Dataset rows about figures
-- BEGIN --
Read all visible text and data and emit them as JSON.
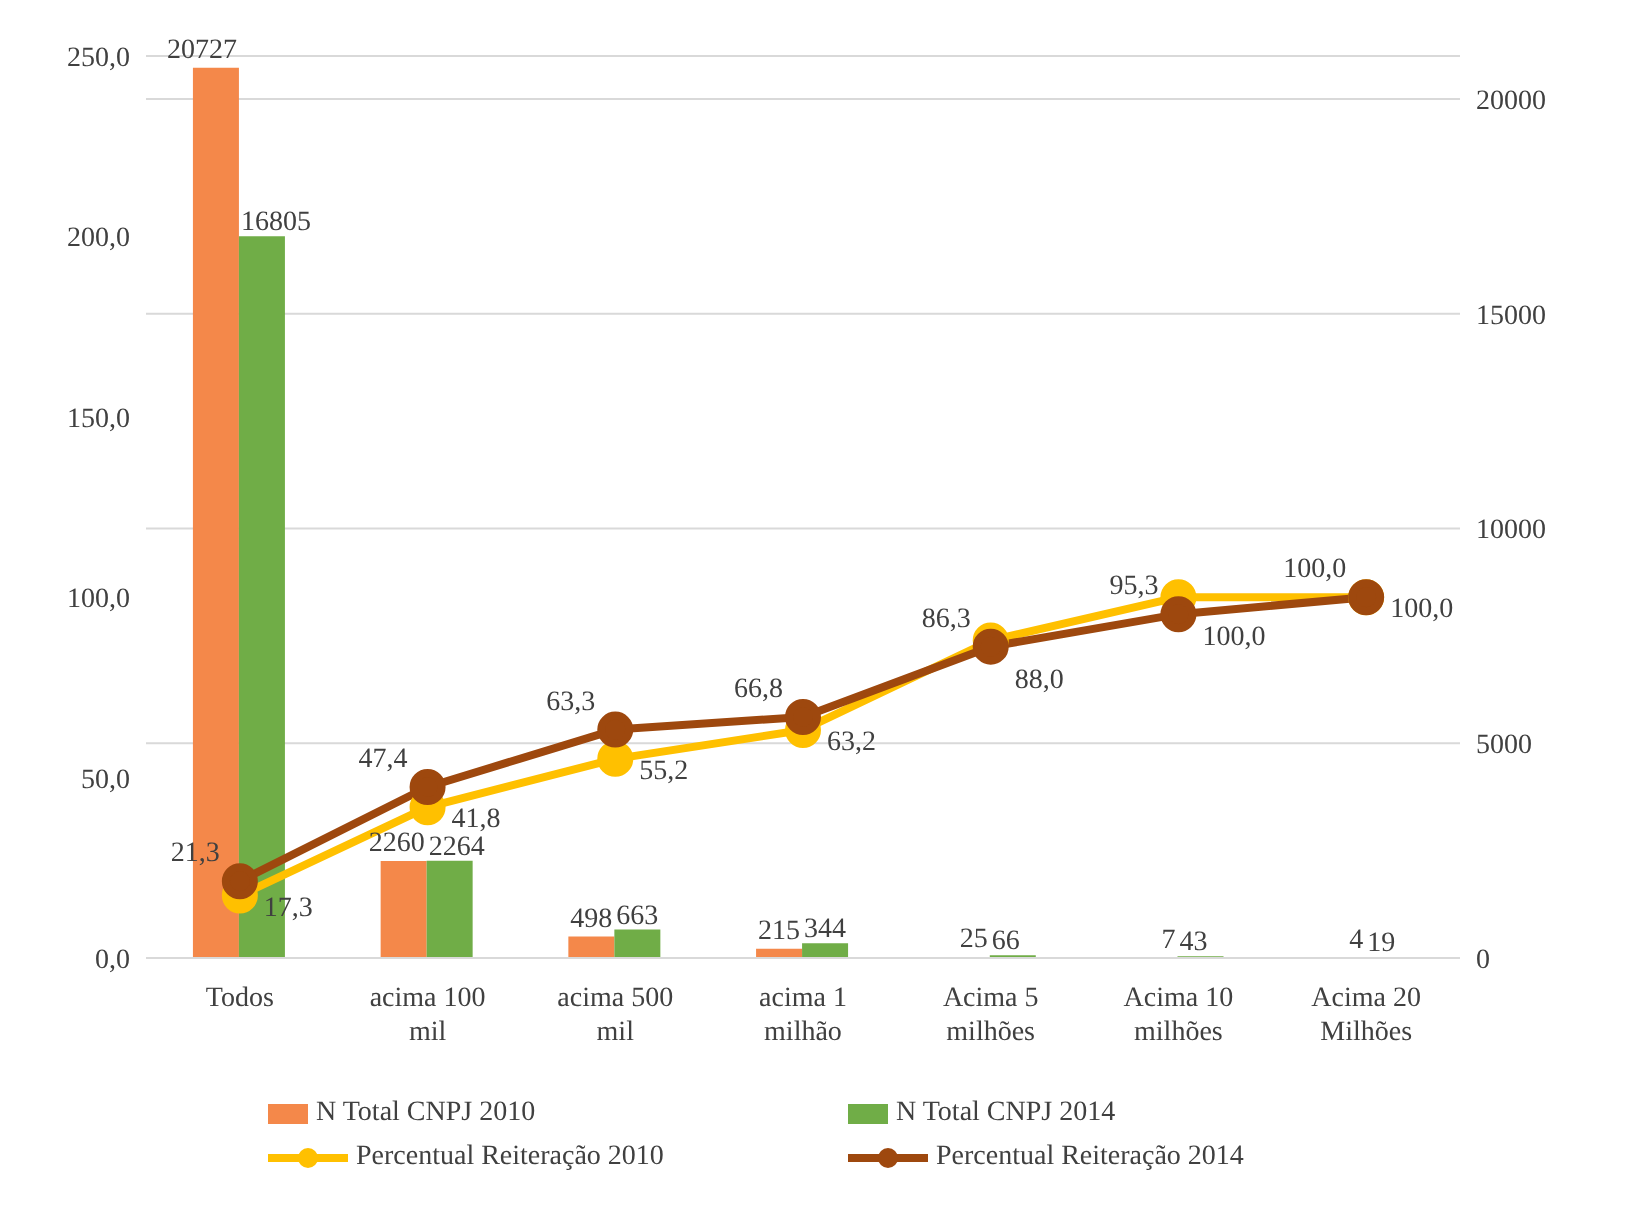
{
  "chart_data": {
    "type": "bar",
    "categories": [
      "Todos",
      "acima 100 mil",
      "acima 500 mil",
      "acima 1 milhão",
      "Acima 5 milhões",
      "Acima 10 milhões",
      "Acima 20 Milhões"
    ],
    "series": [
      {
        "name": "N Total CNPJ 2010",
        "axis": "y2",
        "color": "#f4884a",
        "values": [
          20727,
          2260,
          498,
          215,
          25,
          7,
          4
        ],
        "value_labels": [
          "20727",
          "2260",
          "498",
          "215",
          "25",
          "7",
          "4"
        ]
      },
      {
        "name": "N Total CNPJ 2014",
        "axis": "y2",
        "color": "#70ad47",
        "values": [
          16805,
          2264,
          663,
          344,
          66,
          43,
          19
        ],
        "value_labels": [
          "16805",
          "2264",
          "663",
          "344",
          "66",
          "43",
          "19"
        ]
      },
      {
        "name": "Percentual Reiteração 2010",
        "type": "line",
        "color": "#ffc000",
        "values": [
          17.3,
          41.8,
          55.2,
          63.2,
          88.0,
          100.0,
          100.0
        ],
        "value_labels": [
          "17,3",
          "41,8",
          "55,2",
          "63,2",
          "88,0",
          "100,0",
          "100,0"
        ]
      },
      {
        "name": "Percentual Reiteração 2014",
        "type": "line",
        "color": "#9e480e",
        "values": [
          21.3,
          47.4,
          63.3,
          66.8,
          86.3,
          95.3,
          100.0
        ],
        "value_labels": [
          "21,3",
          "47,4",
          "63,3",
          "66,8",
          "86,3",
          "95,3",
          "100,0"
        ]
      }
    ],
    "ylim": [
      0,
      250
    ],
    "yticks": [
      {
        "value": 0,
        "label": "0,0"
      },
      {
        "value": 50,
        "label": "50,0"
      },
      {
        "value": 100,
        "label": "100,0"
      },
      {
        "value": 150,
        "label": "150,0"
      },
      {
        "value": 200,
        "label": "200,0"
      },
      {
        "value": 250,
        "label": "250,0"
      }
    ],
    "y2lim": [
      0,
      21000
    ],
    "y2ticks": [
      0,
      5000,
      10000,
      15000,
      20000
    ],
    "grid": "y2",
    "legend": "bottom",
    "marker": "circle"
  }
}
-- END --
-- BEGIN --
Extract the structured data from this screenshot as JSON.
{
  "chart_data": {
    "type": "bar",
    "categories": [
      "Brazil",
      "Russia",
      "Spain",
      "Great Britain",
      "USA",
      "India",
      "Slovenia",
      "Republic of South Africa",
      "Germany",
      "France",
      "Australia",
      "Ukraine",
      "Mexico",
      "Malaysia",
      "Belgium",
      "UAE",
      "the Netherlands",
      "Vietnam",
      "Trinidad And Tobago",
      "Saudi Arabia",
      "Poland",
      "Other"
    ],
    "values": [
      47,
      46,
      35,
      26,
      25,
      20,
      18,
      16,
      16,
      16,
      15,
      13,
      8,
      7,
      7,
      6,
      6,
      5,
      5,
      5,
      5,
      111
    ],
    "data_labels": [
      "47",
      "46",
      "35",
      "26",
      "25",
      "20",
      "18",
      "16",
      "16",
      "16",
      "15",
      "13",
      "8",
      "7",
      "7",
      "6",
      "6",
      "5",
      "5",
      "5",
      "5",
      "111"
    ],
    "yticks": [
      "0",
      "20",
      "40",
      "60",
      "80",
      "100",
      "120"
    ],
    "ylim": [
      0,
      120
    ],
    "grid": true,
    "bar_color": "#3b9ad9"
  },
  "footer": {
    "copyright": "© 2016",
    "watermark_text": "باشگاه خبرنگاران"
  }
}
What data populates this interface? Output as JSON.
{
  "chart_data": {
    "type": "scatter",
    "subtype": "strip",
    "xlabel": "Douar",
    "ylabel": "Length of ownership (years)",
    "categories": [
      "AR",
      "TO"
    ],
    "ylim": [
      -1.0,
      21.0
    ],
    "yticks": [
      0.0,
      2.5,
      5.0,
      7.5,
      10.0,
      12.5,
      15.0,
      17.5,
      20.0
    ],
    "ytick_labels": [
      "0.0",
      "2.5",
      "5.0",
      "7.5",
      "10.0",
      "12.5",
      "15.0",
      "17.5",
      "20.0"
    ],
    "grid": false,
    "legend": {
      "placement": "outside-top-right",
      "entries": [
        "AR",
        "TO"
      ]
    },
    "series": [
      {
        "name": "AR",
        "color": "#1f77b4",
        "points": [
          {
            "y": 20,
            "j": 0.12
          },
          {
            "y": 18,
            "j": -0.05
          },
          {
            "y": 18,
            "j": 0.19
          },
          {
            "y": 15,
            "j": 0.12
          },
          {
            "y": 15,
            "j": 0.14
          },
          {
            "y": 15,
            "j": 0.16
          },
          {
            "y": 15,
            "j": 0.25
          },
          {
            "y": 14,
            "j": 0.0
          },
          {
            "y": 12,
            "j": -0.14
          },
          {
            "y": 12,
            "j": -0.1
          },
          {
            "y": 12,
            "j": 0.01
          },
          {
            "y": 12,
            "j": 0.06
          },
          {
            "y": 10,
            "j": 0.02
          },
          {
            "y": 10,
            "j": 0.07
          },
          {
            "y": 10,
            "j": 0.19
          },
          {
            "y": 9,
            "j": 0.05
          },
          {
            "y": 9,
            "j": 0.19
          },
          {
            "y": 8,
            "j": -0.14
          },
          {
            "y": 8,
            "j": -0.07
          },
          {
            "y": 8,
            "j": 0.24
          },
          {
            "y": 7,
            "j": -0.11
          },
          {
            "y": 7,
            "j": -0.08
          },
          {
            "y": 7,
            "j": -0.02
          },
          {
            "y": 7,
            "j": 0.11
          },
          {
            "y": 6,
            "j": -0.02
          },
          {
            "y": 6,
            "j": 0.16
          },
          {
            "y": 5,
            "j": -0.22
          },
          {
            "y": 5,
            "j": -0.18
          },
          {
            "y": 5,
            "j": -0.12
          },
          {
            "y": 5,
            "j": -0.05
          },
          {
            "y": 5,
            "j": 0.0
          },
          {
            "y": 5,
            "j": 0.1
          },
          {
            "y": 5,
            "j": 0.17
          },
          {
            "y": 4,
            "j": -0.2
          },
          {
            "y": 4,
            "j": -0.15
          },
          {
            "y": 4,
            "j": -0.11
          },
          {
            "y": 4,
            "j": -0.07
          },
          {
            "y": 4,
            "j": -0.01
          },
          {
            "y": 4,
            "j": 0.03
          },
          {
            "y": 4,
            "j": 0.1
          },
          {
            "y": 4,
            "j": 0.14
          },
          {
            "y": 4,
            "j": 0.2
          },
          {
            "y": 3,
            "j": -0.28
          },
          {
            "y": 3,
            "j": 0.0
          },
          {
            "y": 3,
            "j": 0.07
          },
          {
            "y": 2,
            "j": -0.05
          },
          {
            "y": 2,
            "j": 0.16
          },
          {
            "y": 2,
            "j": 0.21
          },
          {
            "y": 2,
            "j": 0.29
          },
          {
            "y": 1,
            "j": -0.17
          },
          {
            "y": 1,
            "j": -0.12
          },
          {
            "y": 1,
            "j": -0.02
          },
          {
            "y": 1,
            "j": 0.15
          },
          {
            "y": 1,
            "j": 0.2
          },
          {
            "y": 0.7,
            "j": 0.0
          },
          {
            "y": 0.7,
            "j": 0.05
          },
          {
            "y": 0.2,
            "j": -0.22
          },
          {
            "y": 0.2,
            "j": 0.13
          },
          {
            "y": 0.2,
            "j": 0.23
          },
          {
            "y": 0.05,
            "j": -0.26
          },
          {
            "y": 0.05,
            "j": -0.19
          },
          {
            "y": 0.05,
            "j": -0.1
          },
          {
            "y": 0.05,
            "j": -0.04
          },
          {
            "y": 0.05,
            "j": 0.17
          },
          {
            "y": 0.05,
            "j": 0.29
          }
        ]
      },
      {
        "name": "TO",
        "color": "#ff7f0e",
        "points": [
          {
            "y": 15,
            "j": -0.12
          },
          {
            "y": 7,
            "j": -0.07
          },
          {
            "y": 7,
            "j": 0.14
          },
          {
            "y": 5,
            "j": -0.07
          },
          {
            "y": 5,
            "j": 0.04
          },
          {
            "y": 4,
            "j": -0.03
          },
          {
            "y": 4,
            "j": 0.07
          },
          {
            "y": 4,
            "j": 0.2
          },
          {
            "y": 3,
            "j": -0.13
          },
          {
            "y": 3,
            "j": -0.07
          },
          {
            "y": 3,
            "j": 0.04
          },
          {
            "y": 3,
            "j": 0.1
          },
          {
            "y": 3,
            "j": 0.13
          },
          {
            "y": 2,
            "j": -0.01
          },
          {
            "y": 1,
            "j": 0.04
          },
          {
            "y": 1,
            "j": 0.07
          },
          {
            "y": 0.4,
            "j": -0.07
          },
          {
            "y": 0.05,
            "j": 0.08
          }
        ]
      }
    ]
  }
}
-- END --
### DIRECTION
Whenever "Total" turns up in a line, pick that line out.

### RESULT OF THE TASK
        "name": "N Total CNPJ 2010",
        "name": "N Total CNPJ 2014",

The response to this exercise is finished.